--- EXERCISE OBJECTIVE ---
Could you extract every entry below and reproduce it exactly?

(Extracted data entries)
▼
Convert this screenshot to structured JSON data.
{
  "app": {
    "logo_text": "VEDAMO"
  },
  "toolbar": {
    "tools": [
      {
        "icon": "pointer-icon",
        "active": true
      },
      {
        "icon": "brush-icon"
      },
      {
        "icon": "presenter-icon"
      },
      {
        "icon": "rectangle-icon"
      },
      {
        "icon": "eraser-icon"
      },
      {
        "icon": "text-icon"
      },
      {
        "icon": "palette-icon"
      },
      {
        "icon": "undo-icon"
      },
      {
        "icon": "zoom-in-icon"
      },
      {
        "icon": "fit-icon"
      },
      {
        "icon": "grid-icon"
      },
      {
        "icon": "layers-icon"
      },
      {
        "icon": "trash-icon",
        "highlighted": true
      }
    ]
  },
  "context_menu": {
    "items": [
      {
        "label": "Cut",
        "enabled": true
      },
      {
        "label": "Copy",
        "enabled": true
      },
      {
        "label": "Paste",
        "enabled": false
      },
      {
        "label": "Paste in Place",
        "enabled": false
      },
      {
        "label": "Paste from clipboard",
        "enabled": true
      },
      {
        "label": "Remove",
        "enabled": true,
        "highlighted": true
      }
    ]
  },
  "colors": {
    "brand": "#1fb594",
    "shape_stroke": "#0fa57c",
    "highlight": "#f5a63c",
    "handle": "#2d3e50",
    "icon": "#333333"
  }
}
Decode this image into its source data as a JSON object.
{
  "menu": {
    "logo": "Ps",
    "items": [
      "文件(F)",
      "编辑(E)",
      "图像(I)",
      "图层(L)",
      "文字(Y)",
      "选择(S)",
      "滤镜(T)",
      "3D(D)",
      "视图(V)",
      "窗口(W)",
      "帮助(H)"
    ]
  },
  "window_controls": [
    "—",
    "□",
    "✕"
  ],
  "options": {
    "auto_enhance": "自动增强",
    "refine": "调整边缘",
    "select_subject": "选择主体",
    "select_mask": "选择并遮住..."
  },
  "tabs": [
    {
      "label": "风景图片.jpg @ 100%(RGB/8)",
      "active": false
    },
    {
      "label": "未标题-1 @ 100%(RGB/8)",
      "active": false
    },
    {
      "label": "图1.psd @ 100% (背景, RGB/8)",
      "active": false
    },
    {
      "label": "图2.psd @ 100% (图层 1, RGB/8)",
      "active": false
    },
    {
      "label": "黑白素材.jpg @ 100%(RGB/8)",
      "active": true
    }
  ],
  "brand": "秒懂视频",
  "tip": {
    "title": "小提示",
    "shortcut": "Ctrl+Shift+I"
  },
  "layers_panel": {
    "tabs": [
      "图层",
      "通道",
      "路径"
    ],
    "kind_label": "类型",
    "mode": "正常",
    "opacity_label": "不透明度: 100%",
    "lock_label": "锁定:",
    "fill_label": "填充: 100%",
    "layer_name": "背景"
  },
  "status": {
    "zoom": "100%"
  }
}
▲
--- WRITTEN REPLY ---
Convert this screenshot to structured JSON data.
{
  "app": {
    "logo_text": "VEDAMO"
  },
  "toolbar": {
    "tools": [
      {
        "icon": "pointer-icon",
        "active": true
      },
      {
        "icon": "brush-icon"
      },
      {
        "icon": "presenter-icon"
      },
      {
        "icon": "rectangle-icon"
      },
      {
        "icon": "eraser-icon"
      },
      {
        "icon": "text-icon"
      },
      {
        "icon": "palette-icon"
      },
      {
        "icon": "undo-icon"
      },
      {
        "icon": "zoom-in-icon"
      },
      {
        "icon": "fit-icon"
      },
      {
        "icon": "grid-icon"
      },
      {
        "icon": "layers-icon"
      },
      {
        "icon": "trash-icon",
        "highlighted": true
      }
    ]
  },
  "context_menu": {
    "items": [
      {
        "label": "Cut",
        "enabled": true
      },
      {
        "label": "Copy",
        "enabled": true
      },
      {
        "label": "Paste",
        "enabled": false
      },
      {
        "label": "Paste in Place",
        "enabled": false
      },
      {
        "label": "Paste from clipboard",
        "enabled": true
      },
      {
        "label": "Remove",
        "enabled": true,
        "highlighted": true
      }
    ]
  },
  "colors": {
    "brand": "#1fb594",
    "shape_stroke": "#0fa57c",
    "highlight": "#f5a63c",
    "handle": "#2d3e50",
    "icon": "#333333"
  }
}
Decode this image into its source data as a JSON object.
{
  "menu": {
    "logo": "Ps",
    "items": [
      "文件(F)",
      "编辑(E)",
      "图像(I)",
      "图层(L)",
      "文字(Y)",
      "选择(S)",
      "滤镜(T)",
      "3D(D)",
      "视图(V)",
      "窗口(W)",
      "帮助(H)"
    ]
  },
  "window_controls": [
    "—",
    "□",
    "✕"
  ],
  "options": {
    "auto_enhance": "自动增强",
    "refine": "调整边缘",
    "select_subject": "选择主体",
    "select_mask": "选择并遮住..."
  },
  "tabs": [
    {
      "label": "风景图片.jpg @ 100%(RGB/8)",
      "active": false
    },
    {
      "label": "未标题-1 @ 100%(RGB/8)",
      "active": false
    },
    {
      "label": "图1.psd @ 100% (背景, RGB/8)",
      "active": false
    },
    {
      "label": "图2.psd @ 100% (图层 1, RGB/8)",
      "active": false
    },
    {
      "label": "黑白素材.jpg @ 100%(RGB/8)",
      "active": true
    }
  ],
  "brand": "秒懂视频",
  "tip": {
    "title": "小提示",
    "shortcut": "Ctrl+Shift+I"
  },
  "layers_panel": {
    "tabs": [
      "图层",
      "通道",
      "路径"
    ],
    "kind_label": "类型",
    "mode": "正常",
    "opacity_label": "不透明度: 100%",
    "lock_label": "锁定:",
    "fill_label": "填充: 100%",
    "layer_name": "背景"
  },
  "status": {
    "zoom": "100%"
  }
}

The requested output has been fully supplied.